• PROMPT
Could you transcribe the material below exactly, without leaving out a single line?

MATERIAL start

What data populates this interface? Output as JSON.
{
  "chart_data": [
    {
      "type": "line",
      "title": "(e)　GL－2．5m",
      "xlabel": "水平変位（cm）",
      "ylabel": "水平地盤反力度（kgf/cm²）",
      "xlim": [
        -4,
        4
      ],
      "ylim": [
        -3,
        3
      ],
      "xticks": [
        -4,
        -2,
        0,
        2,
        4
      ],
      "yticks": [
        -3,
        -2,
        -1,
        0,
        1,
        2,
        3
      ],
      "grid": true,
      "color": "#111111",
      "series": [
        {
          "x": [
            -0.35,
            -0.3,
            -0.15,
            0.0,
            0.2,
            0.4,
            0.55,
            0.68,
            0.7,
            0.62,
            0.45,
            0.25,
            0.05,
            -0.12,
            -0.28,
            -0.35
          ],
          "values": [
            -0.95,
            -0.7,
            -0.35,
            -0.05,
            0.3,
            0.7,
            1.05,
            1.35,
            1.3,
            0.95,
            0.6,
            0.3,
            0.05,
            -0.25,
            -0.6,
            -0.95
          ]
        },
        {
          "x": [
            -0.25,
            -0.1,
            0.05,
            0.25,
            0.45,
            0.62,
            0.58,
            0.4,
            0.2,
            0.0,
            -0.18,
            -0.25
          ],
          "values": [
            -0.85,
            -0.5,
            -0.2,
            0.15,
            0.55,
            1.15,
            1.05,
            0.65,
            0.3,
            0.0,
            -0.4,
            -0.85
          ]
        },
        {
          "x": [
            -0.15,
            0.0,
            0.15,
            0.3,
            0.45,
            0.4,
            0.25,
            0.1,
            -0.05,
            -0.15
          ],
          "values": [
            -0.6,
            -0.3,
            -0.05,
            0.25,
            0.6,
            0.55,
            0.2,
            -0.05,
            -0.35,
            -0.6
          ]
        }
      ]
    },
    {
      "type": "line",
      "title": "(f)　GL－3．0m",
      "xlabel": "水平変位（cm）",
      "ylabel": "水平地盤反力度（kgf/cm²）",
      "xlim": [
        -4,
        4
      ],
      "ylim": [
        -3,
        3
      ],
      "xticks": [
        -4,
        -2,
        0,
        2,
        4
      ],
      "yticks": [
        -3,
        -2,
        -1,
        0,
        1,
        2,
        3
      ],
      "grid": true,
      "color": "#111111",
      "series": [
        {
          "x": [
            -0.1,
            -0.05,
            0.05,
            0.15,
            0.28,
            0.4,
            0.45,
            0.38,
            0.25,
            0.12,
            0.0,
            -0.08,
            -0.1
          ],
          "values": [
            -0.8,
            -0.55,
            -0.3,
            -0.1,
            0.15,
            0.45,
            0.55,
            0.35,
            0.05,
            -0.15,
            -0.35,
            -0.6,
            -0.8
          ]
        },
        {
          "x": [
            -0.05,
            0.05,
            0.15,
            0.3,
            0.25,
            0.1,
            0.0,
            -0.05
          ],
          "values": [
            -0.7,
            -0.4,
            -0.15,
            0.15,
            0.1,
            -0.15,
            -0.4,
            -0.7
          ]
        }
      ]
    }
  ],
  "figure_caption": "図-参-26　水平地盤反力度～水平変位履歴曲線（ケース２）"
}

MATERIAL end

• FULL ANSWER
What data populates this interface? Output as JSON.
{
  "chart_data": [
    {
      "type": "line",
      "title": "(e)　GL－2．5m",
      "xlabel": "水平変位（cm）",
      "ylabel": "水平地盤反力度（kgf/cm²）",
      "xlim": [
        -4,
        4
      ],
      "ylim": [
        -3,
        3
      ],
      "xticks": [
        -4,
        -2,
        0,
        2,
        4
      ],
      "yticks": [
        -3,
        -2,
        -1,
        0,
        1,
        2,
        3
      ],
      "grid": true,
      "color": "#111111",
      "series": [
        {
          "x": [
            -0.35,
            -0.3,
            -0.15,
            0.0,
            0.2,
            0.4,
            0.55,
            0.68,
            0.7,
            0.62,
            0.45,
            0.25,
            0.05,
            -0.12,
            -0.28,
            -0.35
          ],
          "values": [
            -0.95,
            -0.7,
            -0.35,
            -0.05,
            0.3,
            0.7,
            1.05,
            1.35,
            1.3,
            0.95,
            0.6,
            0.3,
            0.05,
            -0.25,
            -0.6,
            -0.95
          ]
        },
        {
          "x": [
            -0.25,
            -0.1,
            0.05,
            0.25,
            0.45,
            0.62,
            0.58,
            0.4,
            0.2,
            0.0,
            -0.18,
            -0.25
          ],
          "values": [
            -0.85,
            -0.5,
            -0.2,
            0.15,
            0.55,
            1.15,
            1.05,
            0.65,
            0.3,
            0.0,
            -0.4,
            -0.85
          ]
        },
        {
          "x": [
            -0.15,
            0.0,
            0.15,
            0.3,
            0.45,
            0.4,
            0.25,
            0.1,
            -0.05,
            -0.15
          ],
          "values": [
            -0.6,
            -0.3,
            -0.05,
            0.25,
            0.6,
            0.55,
            0.2,
            -0.05,
            -0.35,
            -0.6
          ]
        }
      ]
    },
    {
      "type": "line",
      "title": "(f)　GL－3．0m",
      "xlabel": "水平変位（cm）",
      "ylabel": "水平地盤反力度（kgf/cm²）",
      "xlim": [
        -4,
        4
      ],
      "ylim": [
        -3,
        3
      ],
      "xticks": [
        -4,
        -2,
        0,
        2,
        4
      ],
      "yticks": [
        -3,
        -2,
        -1,
        0,
        1,
        2,
        3
      ],
      "grid": true,
      "color": "#111111",
      "series": [
        {
          "x": [
            -0.1,
            -0.05,
            0.05,
            0.15,
            0.28,
            0.4,
            0.45,
            0.38,
            0.25,
            0.12,
            0.0,
            -0.08,
            -0.1
          ],
          "values": [
            -0.8,
            -0.55,
            -0.3,
            -0.1,
            0.15,
            0.45,
            0.55,
            0.35,
            0.05,
            -0.15,
            -0.35,
            -0.6,
            -0.8
          ]
        },
        {
          "x": [
            -0.05,
            0.05,
            0.15,
            0.3,
            0.25,
            0.1,
            0.0,
            -0.05
          ],
          "values": [
            -0.7,
            -0.4,
            -0.15,
            0.15,
            0.1,
            -0.15,
            -0.4,
            -0.7
          ]
        }
      ]
    }
  ],
  "figure_caption": "図-参-26　水平地盤反力度～水平変位履歴曲線（ケース２）"
}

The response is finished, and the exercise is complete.